* [Your goal]: Below are the records; copy each line in them that holds the word "kopplingsring".

* [Some records]:
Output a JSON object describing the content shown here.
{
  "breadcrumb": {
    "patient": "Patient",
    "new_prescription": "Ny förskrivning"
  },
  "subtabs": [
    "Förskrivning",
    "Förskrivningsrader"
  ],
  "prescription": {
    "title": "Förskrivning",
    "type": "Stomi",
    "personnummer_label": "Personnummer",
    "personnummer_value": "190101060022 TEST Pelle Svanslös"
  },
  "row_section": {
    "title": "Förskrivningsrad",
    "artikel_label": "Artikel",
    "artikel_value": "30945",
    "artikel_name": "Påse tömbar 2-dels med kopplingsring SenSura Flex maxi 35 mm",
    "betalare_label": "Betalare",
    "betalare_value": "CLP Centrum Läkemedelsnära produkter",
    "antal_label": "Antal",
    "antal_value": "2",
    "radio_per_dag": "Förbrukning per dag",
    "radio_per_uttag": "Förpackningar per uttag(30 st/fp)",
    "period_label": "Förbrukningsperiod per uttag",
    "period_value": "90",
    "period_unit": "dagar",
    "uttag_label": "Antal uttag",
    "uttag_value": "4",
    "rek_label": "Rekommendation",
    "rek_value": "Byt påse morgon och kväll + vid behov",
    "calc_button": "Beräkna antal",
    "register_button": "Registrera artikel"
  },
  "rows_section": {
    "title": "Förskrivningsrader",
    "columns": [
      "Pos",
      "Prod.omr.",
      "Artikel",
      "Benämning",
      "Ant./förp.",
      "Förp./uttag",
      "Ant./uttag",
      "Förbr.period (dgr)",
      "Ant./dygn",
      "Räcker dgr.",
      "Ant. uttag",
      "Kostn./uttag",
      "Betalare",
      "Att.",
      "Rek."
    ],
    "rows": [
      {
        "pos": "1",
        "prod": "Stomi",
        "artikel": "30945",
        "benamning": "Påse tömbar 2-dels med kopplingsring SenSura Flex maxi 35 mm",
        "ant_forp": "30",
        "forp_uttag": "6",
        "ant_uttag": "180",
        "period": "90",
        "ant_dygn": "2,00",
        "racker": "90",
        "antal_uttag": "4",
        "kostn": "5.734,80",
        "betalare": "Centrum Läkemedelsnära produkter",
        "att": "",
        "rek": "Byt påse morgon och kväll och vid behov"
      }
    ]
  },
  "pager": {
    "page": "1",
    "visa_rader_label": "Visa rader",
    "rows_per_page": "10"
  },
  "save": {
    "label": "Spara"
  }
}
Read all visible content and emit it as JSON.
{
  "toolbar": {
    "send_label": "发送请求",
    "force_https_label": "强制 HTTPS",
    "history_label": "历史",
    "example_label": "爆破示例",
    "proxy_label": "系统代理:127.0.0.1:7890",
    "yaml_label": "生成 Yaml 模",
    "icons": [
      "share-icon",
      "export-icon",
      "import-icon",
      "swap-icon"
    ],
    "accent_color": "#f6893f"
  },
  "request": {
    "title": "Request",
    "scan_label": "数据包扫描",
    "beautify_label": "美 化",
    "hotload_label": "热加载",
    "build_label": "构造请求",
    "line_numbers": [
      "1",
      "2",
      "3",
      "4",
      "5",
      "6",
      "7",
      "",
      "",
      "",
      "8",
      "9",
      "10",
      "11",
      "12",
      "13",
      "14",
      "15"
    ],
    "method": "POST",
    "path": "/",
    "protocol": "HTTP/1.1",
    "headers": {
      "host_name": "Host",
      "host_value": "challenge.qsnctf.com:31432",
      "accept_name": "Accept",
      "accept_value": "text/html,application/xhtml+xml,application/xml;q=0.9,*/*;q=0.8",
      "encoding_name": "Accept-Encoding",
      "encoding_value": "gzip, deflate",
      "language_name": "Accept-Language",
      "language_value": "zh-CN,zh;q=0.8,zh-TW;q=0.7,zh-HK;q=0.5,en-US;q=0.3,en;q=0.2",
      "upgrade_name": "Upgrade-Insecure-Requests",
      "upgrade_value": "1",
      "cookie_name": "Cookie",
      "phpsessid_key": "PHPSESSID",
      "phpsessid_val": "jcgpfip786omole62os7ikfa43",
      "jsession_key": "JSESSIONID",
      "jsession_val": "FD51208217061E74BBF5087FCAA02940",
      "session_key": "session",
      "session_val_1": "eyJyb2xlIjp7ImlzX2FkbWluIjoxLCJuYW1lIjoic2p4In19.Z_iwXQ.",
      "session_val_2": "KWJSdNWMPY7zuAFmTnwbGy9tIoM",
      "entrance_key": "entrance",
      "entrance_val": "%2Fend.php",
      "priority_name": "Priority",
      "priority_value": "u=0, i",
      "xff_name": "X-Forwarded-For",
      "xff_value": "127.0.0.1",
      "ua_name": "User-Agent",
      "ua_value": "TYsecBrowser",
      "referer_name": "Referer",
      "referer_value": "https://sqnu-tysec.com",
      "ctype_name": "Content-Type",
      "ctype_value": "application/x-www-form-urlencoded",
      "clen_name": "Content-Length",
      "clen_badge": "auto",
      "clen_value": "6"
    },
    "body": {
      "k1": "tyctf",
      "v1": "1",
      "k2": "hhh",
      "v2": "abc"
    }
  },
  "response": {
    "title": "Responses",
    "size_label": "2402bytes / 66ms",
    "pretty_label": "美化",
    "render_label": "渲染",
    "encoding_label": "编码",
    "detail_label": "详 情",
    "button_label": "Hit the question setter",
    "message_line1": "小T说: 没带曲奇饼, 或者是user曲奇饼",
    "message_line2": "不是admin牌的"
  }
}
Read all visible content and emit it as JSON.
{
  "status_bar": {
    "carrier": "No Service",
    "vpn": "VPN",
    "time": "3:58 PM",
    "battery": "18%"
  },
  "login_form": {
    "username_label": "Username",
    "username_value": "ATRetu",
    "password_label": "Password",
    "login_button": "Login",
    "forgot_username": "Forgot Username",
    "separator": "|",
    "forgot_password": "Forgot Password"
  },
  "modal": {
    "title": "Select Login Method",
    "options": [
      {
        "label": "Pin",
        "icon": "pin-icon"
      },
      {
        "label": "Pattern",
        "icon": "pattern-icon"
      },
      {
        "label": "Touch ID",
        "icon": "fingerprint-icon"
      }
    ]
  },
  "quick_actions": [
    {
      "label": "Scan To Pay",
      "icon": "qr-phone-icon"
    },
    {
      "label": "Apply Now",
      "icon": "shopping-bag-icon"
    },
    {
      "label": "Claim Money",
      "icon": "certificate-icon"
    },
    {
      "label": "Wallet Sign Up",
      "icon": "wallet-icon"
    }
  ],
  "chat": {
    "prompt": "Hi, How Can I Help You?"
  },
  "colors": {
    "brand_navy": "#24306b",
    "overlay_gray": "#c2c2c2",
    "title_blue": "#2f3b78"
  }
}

* [Completed exercise]:
    "artikel_name": "Påse tömbar 2-dels med kopplingsring SenSura Flex maxi 35 mm",
        "benamning": "Påse tömbar 2-dels med kopplingsring SenSura Flex maxi 35 mm",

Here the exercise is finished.